# Start of GIVEN RECORDS
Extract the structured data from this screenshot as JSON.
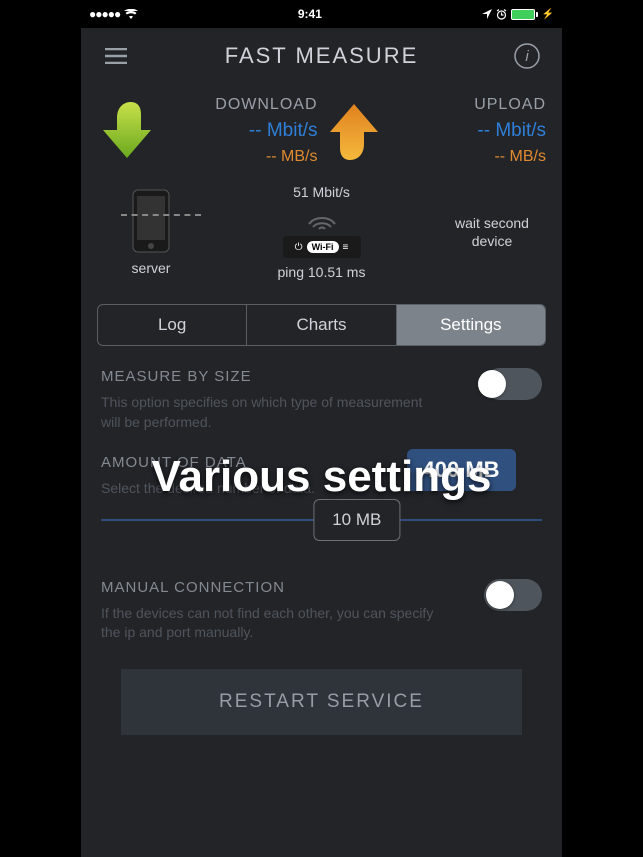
{
  "status": {
    "signal": "●●●●●",
    "time": "9:41"
  },
  "nav": {
    "title": "FAST MEASURE"
  },
  "download": {
    "label": "DOWNLOAD",
    "mbit": "-- Mbit/s",
    "mb": "-- MB/s"
  },
  "upload": {
    "label": "UPLOAD",
    "mbit": "-- Mbit/s",
    "mb": "-- MB/s"
  },
  "diagram": {
    "server_label": "server",
    "rate": "51 Mbit/s",
    "router_label": "Wi-Fi",
    "ping": "ping 10.51 ms",
    "wait": "wait second device"
  },
  "tabs": {
    "log": "Log",
    "charts": "Charts",
    "settings": "Settings"
  },
  "measure": {
    "title": "MEASURE BY SIZE",
    "desc": "This option specifies on which type of measurement will be performed."
  },
  "amount": {
    "title": "AMOUNT OF DATA",
    "desc": "Select the desired number of data.",
    "tooltip": "400 MB",
    "value": "10 MB"
  },
  "manual": {
    "title": "MANUAL CONNECTION",
    "desc": "If the devices can not find each other, you can specify the ip and port manually."
  },
  "restart": "RESTART SERVICE",
  "overlay": "Various settings"
}
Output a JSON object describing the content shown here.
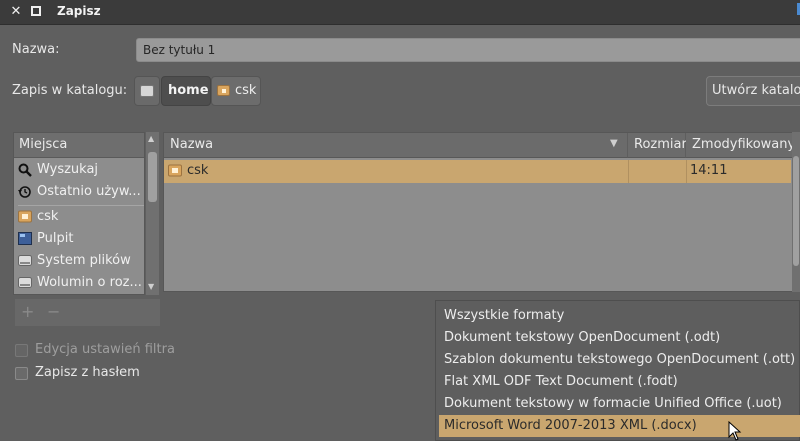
{
  "window": {
    "title": "Zapisz"
  },
  "name_field": {
    "label": "Nazwa:",
    "value": "Bez tytułu 1"
  },
  "folder": {
    "label": "Zapis w katalogu:",
    "path": [
      "home",
      "csk"
    ],
    "create_folder_label": "Utwórz katalog"
  },
  "places": {
    "header": "Miejsca",
    "items": [
      {
        "label": "Wyszukaj",
        "icon": "search-icon"
      },
      {
        "label": "Ostatnio używ...",
        "icon": "recent-icon"
      },
      {
        "label": "csk",
        "icon": "home-folder-icon"
      },
      {
        "label": "Pulpit",
        "icon": "desktop-icon"
      },
      {
        "label": "System plików",
        "icon": "drive-icon"
      },
      {
        "label": "Wolumin o roz...",
        "icon": "drive-icon"
      }
    ],
    "add_label": "+",
    "remove_label": "−"
  },
  "files": {
    "columns": [
      "Nazwa",
      "Rozmiar",
      "Zmodyfikowany"
    ],
    "rows": [
      {
        "name": "csk",
        "size": "",
        "modified": "14:11"
      }
    ]
  },
  "options": {
    "edit_filter": "Edycja ustawień filtra",
    "save_with_password": "Zapisz z hasłem"
  },
  "formats": {
    "items": [
      "Wszystkie formaty",
      "Dokument tekstowy OpenDocument (.odt)",
      "Szablon dokumentu tekstowego OpenDocument (.ott)",
      "Flat XML ODF Text Document (.fodt)",
      "Dokument tekstowy w formacie Unified Office (.uot)",
      "Microsoft Word 2007-2013 XML (.docx)"
    ],
    "selected": "Microsoft Word 2007-2013 XML (.docx)"
  }
}
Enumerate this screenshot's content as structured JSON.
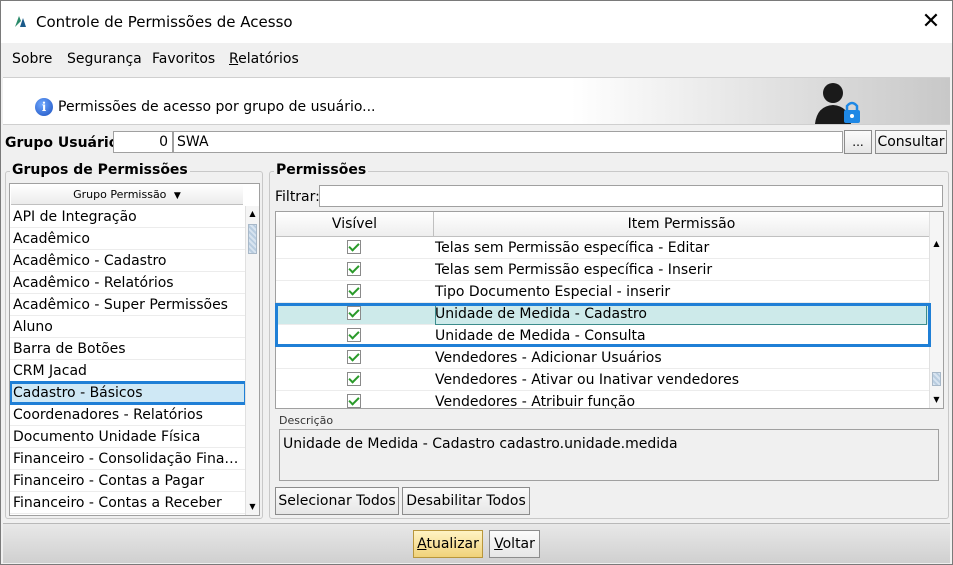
{
  "window": {
    "title": "Controle de Permissões de Acesso",
    "close_glyph": "✕",
    "app_icon": "app-logo-icon"
  },
  "menu": {
    "items": [
      "Sobre",
      "Segurança",
      "Favoritos",
      "Relatórios"
    ]
  },
  "banner": {
    "text": "Permissões de acesso por grupo de usuário...",
    "info_glyph": "i"
  },
  "group": {
    "label": "Grupo Usuário:",
    "code": "0",
    "name": "SWA",
    "ellipsis_label": "...",
    "consultar_label": "Consultar"
  },
  "left_panel": {
    "title": "Grupos de Permissões",
    "column_header": "Grupo Permissão",
    "sort_glyph": "▼",
    "items": [
      "API de Integração",
      "Acadêmico",
      "Acadêmico - Cadastro",
      "Acadêmico - Relatórios",
      "Acadêmico - Super Permissões",
      "Aluno",
      "Barra de Botões",
      "CRM Jacad",
      "Cadastro - Básicos",
      "Coordenadores - Relatórios",
      "Documento Unidade Física",
      "Financeiro - Consolidação Financ...",
      "Financeiro - Contas a Pagar",
      "Financeiro - Contas a Receber"
    ],
    "selected_item": "Cadastro - Básicos"
  },
  "right_panel": {
    "title": "Permissões",
    "filter_label": "Filtrar:",
    "filter_value": "",
    "columns": [
      "Visível",
      "Item Permissão"
    ],
    "rows": [
      {
        "visible": true,
        "item": "Telas sem Permissão específica - Editar"
      },
      {
        "visible": true,
        "item": "Telas sem Permissão específica - Inserir"
      },
      {
        "visible": true,
        "item": "Tipo Documento Especial - inserir"
      },
      {
        "visible": true,
        "item": "Unidade de Medida - Cadastro"
      },
      {
        "visible": true,
        "item": "Unidade de Medida - Consulta"
      },
      {
        "visible": true,
        "item": "Vendedores - Adicionar Usuários"
      },
      {
        "visible": true,
        "item": "Vendedores - Ativar ou Inativar vendedores"
      },
      {
        "visible": true,
        "item": "Vendedores - Atribuir função"
      }
    ],
    "highlighted_row": "Unidade de Medida - Cadastro",
    "description_label": "Descrição",
    "description": "Unidade de Medida - Cadastro cadastro.unidade.medida",
    "select_all_label": "Selecionar Todos",
    "disable_all_label": "Desabilitar Todos"
  },
  "footer": {
    "atualizar_label": "Atualizar",
    "voltar_label": "Voltar"
  },
  "colors": {
    "selection_frame": "#1f7fd6",
    "row_highlight": "#cdeaea",
    "check_color": "#2a9a2a",
    "primary_button": "#f0d27a"
  }
}
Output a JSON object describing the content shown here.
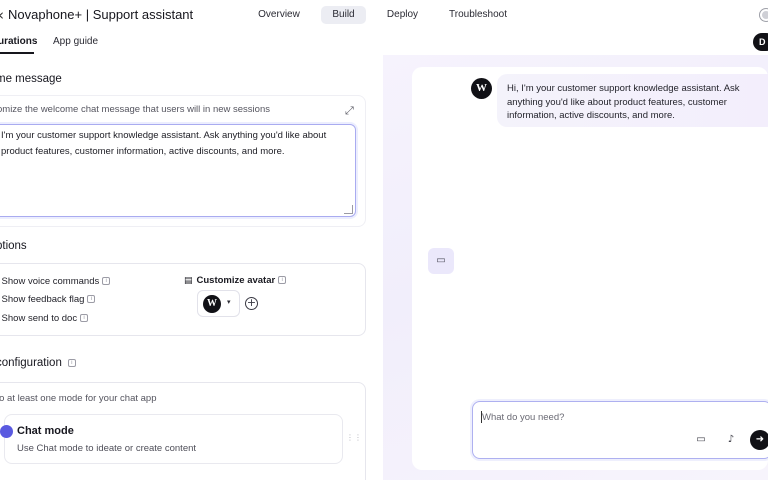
{
  "app": {
    "title": "Novaphone+ | Support assistant",
    "back_icon": "chevron-left-icon"
  },
  "nav": {
    "tabs": [
      {
        "label": "Overview",
        "active": false
      },
      {
        "label": "Build",
        "active": true
      },
      {
        "label": "Deploy",
        "active": false
      },
      {
        "label": "Troubleshoot",
        "active": false
      }
    ]
  },
  "subtabs": {
    "configurations": "urations",
    "app_guide": "App guide"
  },
  "top_right_pill": "D",
  "welcome": {
    "title": "me message",
    "hint": "omize the welcome chat message that users will in new sessions",
    "value": "I'm your customer support knowledge assistant. Ask anything you'd like about\nproduct features, customer information, active discounts, and more.",
    "expand_icon": "expand-icon"
  },
  "options": {
    "title": "ptions",
    "items": [
      {
        "label": "Show voice commands",
        "info": "i"
      },
      {
        "label": "Show feedback flag",
        "info": "i"
      },
      {
        "label": "Show send to doc",
        "info": "i"
      }
    ],
    "avatar": {
      "label": "Customize avatar",
      "info": "i",
      "selected_glyph": "W",
      "caret": "▾",
      "add_glyph": "+"
    }
  },
  "configuration": {
    "title": "configuration",
    "info": "i",
    "hint": "lo at least one mode for your chat app",
    "mode": {
      "title": "Chat mode",
      "description": "Use Chat mode to ideate or create content",
      "color": "#5a5ae0"
    }
  },
  "chat": {
    "bot_avatar_glyph": "W",
    "bot_message": "Hi, I'm your customer support knowledge assistant. Ask anything you'd like about product features, customer information, active discounts, and more.",
    "composer_placeholder": "What do you need?",
    "side_button_icon": "chat-icon"
  },
  "colors": {
    "accent": "#5a5ae0",
    "chat_bg": "#f3f0fc",
    "focus_border": "#a9abf0"
  }
}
# End of GIVEN RECORDS
### WHAT IS REQUIRED
Which lines hold the word "Relatórios"? Copy each of them from the records.

### ANSWER FOR THE TASK
      "Relatórios"
      "Acadêmico - Relatórios",
      "Coordenadores - Relatórios",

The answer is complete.